--- BEGIN DATA FOR THIS TASK ---

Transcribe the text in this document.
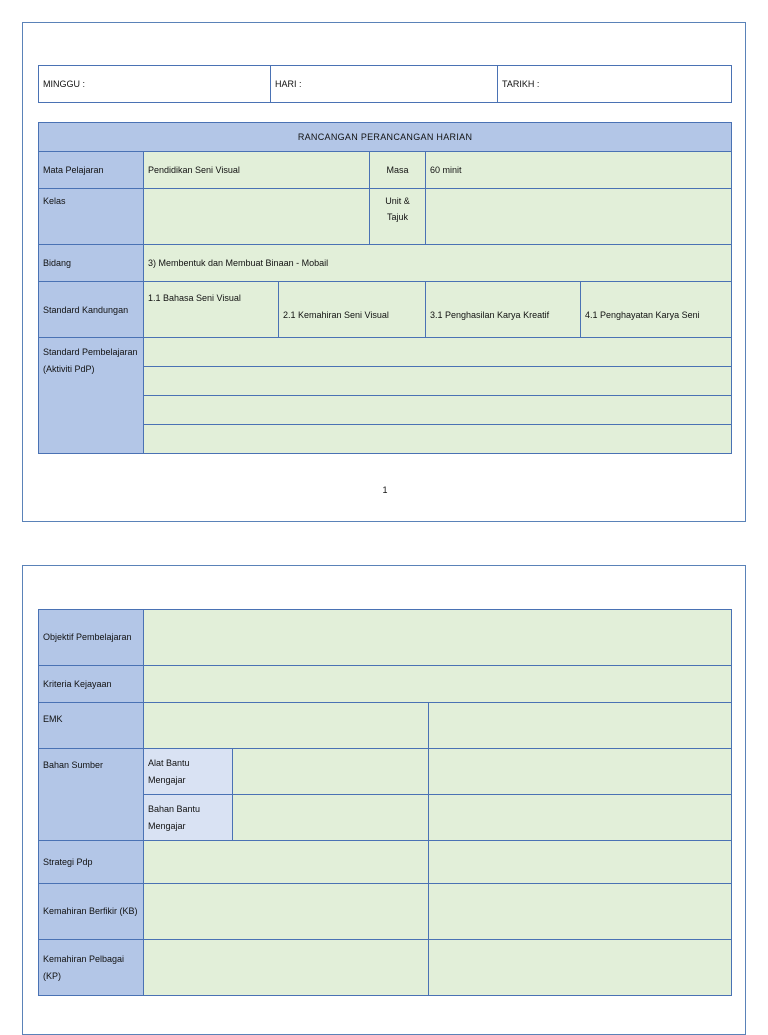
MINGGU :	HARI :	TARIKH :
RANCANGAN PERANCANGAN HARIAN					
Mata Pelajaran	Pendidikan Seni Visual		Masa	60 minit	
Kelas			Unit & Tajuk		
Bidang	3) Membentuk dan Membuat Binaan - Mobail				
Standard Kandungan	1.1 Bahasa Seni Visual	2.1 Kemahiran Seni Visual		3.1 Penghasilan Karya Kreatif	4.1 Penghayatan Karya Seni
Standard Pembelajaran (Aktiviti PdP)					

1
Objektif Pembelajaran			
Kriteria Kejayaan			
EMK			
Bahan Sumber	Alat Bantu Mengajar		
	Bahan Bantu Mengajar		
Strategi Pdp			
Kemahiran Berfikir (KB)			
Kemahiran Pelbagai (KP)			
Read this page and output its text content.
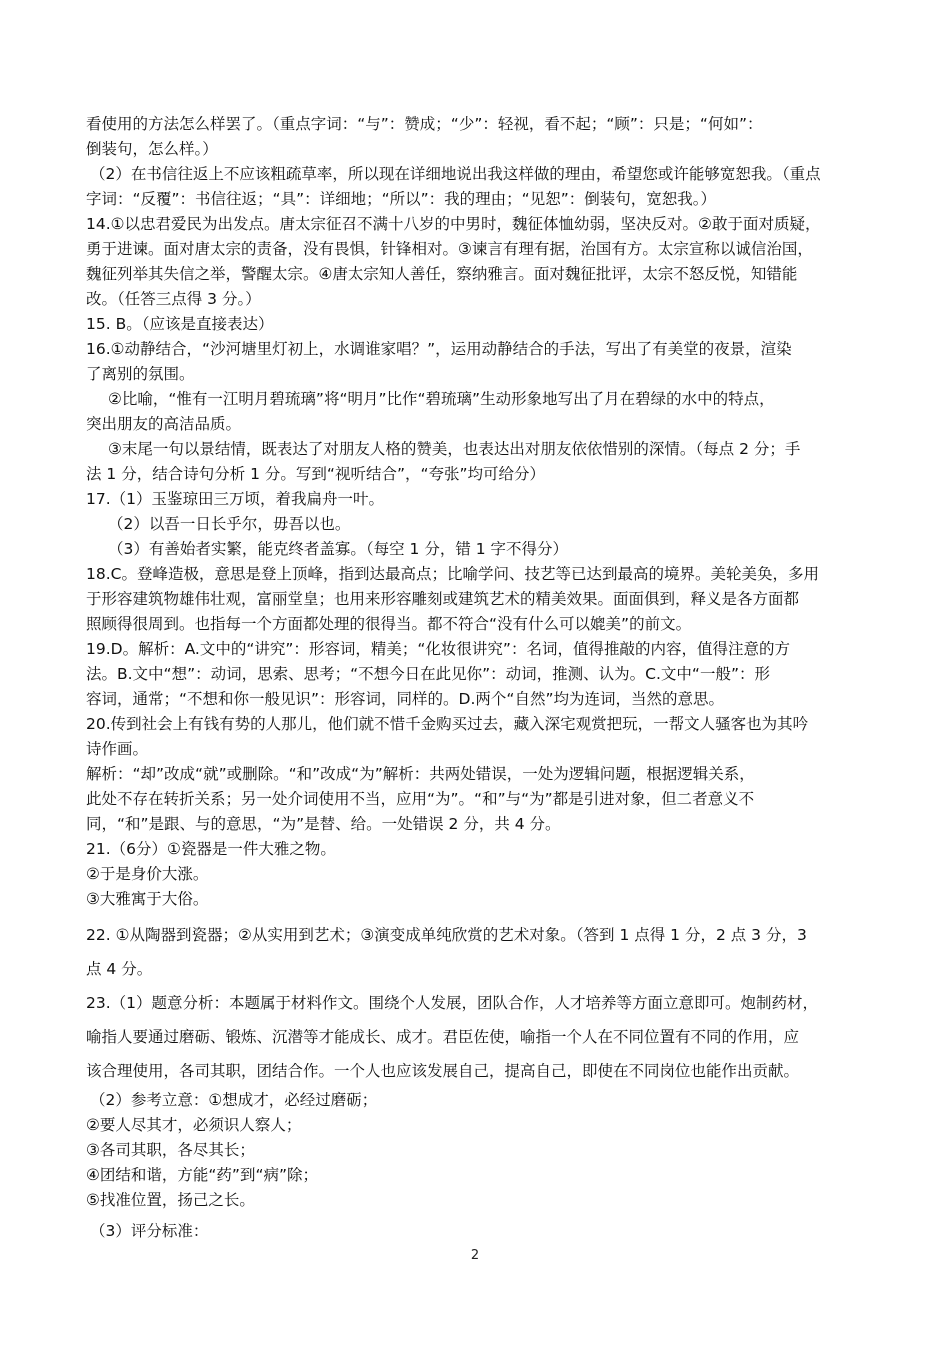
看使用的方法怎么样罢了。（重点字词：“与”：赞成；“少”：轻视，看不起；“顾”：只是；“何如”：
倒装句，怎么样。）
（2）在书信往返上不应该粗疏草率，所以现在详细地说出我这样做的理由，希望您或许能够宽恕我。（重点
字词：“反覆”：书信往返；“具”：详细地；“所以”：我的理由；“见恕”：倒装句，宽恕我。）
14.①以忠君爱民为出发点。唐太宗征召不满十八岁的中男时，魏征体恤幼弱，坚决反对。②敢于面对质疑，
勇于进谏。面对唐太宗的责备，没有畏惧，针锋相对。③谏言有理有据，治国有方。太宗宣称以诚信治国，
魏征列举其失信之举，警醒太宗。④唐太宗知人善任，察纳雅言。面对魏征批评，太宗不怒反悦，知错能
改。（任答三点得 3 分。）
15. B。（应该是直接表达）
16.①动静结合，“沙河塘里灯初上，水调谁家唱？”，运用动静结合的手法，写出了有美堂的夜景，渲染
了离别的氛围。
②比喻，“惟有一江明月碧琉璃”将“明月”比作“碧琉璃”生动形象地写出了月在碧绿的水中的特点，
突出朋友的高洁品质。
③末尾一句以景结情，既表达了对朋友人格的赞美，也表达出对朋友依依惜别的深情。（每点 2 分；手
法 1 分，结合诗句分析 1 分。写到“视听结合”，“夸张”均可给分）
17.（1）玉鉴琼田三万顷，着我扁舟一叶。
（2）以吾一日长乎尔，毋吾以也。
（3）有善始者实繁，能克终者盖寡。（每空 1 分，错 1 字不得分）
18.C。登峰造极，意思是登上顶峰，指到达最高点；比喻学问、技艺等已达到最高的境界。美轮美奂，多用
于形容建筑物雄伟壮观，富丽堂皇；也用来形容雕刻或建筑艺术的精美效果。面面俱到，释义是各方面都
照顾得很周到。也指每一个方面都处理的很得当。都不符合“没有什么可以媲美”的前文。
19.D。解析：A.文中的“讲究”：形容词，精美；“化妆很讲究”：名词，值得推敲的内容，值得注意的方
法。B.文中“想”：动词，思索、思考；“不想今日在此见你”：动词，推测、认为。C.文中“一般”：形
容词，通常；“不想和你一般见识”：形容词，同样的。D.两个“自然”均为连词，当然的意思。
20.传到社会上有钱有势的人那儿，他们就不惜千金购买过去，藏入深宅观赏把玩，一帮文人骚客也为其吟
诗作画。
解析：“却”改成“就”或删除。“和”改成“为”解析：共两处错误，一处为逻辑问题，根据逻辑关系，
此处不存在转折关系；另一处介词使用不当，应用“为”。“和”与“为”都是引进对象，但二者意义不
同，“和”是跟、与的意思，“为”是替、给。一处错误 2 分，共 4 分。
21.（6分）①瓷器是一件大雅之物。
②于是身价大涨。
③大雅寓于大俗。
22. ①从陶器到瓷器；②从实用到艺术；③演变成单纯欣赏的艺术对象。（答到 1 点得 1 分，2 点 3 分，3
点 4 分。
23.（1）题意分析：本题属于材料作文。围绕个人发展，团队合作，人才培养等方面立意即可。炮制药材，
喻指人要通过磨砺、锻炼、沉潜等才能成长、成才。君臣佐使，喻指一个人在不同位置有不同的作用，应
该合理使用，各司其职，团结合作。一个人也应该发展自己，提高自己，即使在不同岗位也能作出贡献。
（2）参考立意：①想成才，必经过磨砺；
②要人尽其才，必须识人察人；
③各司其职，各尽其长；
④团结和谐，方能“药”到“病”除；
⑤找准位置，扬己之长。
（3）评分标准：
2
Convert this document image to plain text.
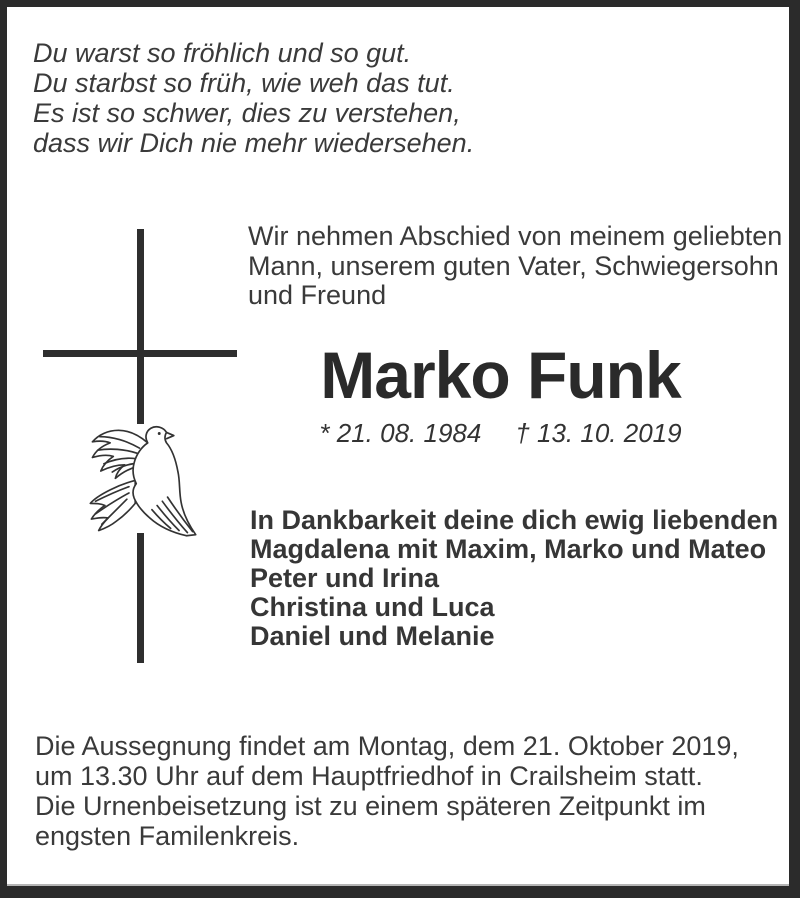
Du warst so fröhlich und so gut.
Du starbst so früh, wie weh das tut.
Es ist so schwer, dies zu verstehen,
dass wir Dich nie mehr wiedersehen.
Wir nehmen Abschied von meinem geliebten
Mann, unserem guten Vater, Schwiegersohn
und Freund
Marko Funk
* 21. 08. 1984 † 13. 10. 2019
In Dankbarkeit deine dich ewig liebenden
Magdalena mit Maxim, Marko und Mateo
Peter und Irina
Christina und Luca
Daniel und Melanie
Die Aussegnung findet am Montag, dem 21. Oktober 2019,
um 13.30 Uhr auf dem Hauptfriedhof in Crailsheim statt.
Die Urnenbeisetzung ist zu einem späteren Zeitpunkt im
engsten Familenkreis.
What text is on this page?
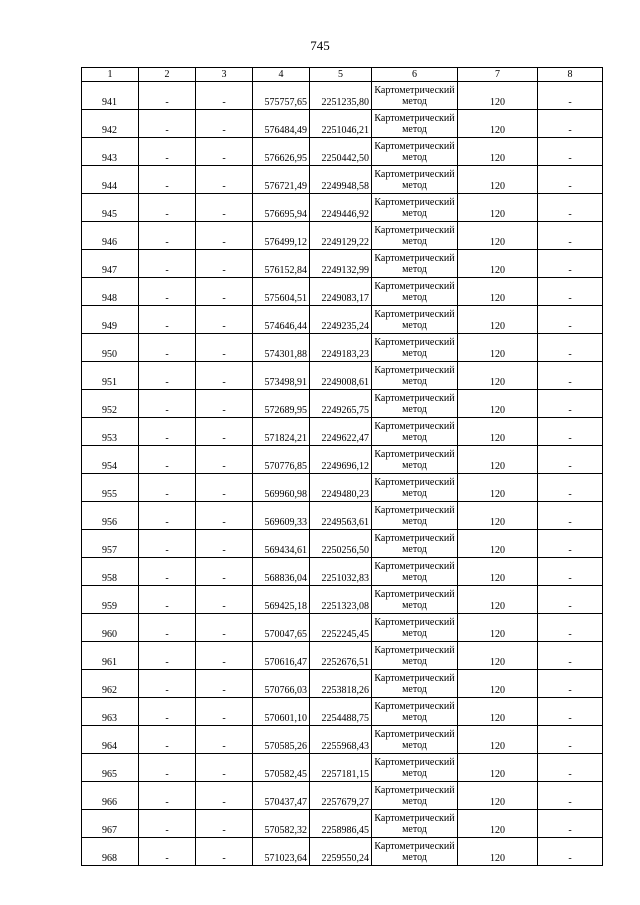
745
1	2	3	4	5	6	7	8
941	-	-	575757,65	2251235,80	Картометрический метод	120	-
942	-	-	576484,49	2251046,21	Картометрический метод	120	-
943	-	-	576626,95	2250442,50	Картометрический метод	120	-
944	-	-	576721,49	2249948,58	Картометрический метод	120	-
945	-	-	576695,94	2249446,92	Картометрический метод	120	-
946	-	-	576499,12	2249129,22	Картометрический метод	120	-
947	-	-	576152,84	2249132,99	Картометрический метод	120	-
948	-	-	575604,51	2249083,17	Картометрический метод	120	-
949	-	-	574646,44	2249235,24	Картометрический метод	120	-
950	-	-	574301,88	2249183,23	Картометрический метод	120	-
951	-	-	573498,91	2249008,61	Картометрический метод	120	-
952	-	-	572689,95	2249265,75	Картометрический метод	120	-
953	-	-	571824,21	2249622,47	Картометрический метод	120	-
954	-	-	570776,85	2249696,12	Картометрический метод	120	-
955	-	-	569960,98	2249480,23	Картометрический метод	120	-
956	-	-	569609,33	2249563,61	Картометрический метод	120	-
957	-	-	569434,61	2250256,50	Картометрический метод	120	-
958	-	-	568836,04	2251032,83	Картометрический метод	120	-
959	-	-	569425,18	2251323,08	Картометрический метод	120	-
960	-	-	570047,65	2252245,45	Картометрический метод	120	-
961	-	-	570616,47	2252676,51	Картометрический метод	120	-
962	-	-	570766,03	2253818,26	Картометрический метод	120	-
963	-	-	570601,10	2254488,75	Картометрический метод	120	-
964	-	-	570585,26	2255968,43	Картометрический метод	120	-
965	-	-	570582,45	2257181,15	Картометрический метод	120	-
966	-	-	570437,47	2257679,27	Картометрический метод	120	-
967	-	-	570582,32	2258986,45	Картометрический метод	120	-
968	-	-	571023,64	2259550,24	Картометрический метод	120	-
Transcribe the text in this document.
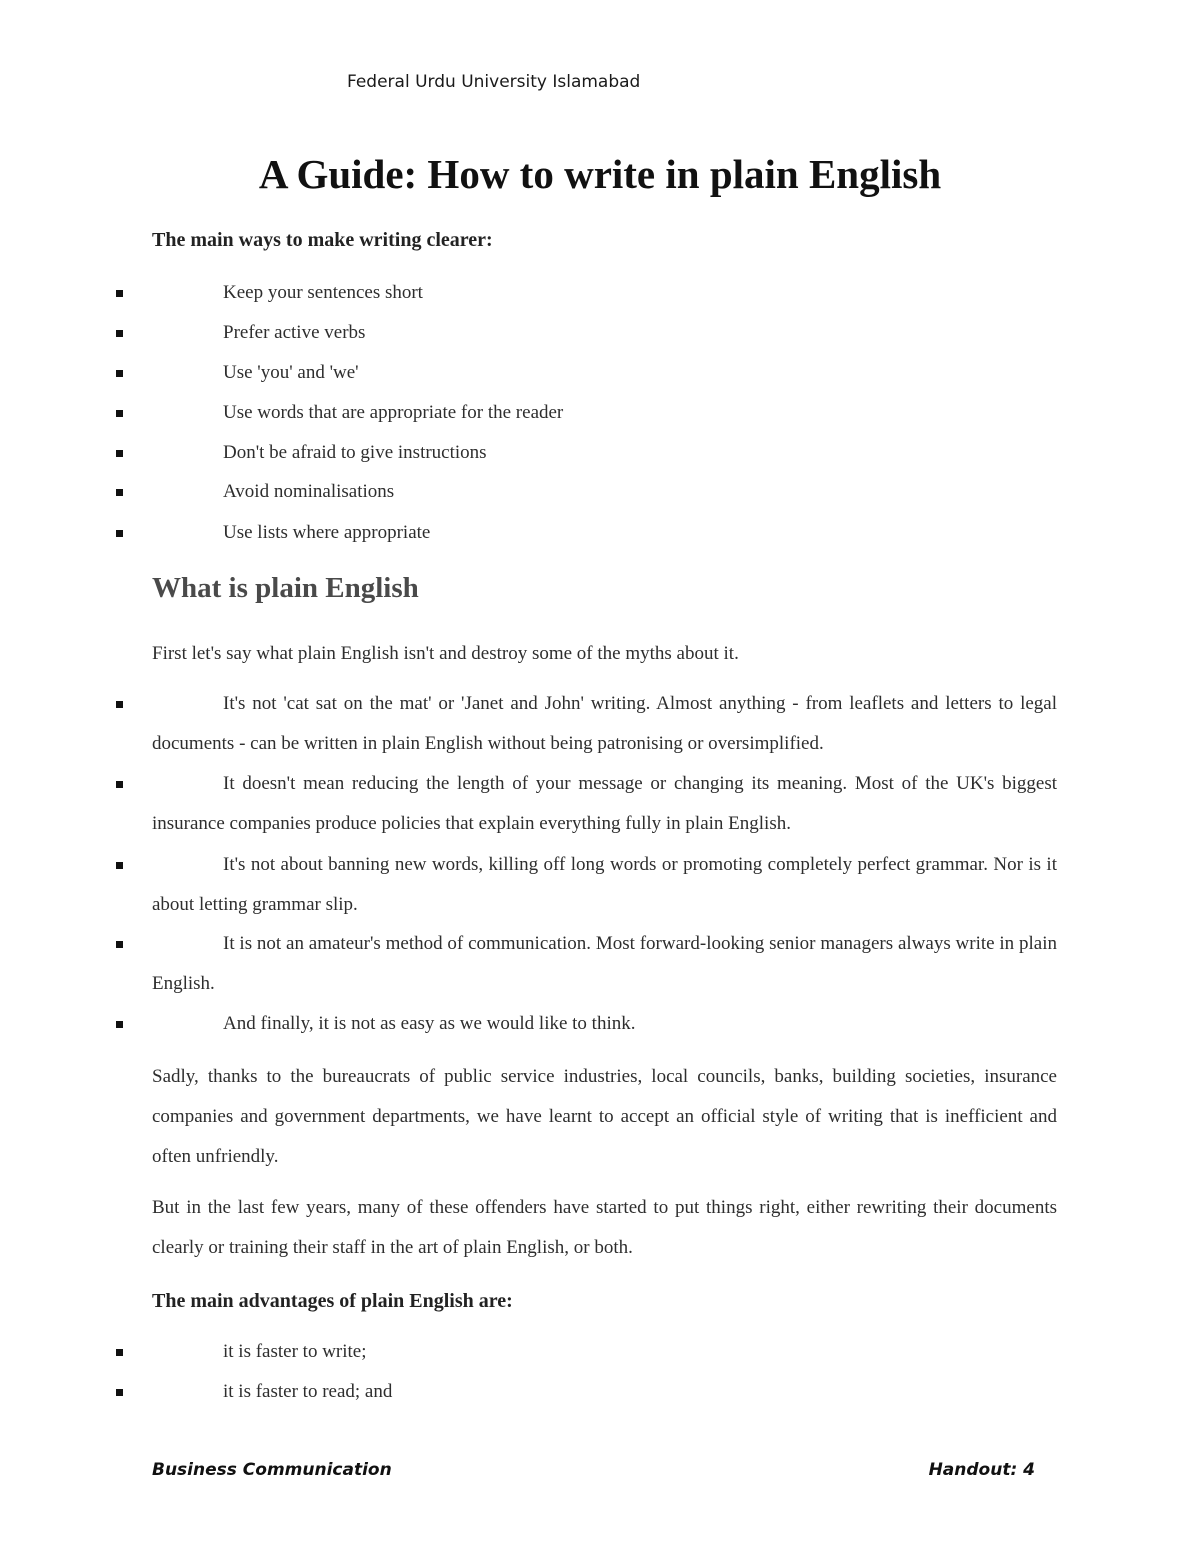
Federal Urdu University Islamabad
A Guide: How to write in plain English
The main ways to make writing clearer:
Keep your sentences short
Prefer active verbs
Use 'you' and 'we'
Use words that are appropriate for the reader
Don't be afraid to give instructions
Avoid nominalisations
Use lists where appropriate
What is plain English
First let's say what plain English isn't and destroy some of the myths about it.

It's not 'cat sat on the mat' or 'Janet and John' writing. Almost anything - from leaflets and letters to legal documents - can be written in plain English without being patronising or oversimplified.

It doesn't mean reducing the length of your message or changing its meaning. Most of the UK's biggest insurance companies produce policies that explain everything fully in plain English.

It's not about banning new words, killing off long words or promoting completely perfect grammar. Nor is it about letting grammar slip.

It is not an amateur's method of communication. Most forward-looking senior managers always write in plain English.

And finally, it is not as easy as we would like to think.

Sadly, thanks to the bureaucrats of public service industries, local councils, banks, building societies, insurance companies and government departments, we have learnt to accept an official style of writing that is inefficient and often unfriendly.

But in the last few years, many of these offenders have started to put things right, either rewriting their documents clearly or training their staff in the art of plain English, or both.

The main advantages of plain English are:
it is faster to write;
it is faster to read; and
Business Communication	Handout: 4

--- END DATA FOR THIS TASK ---

TASK TO CARRY OUT
Which lines contain "Bantu"? Copy each of them.

WRITTEN SOLUTION
Bahan Sumber	Alat Bantu Mengajar		
	Bahan Bantu Mengajar		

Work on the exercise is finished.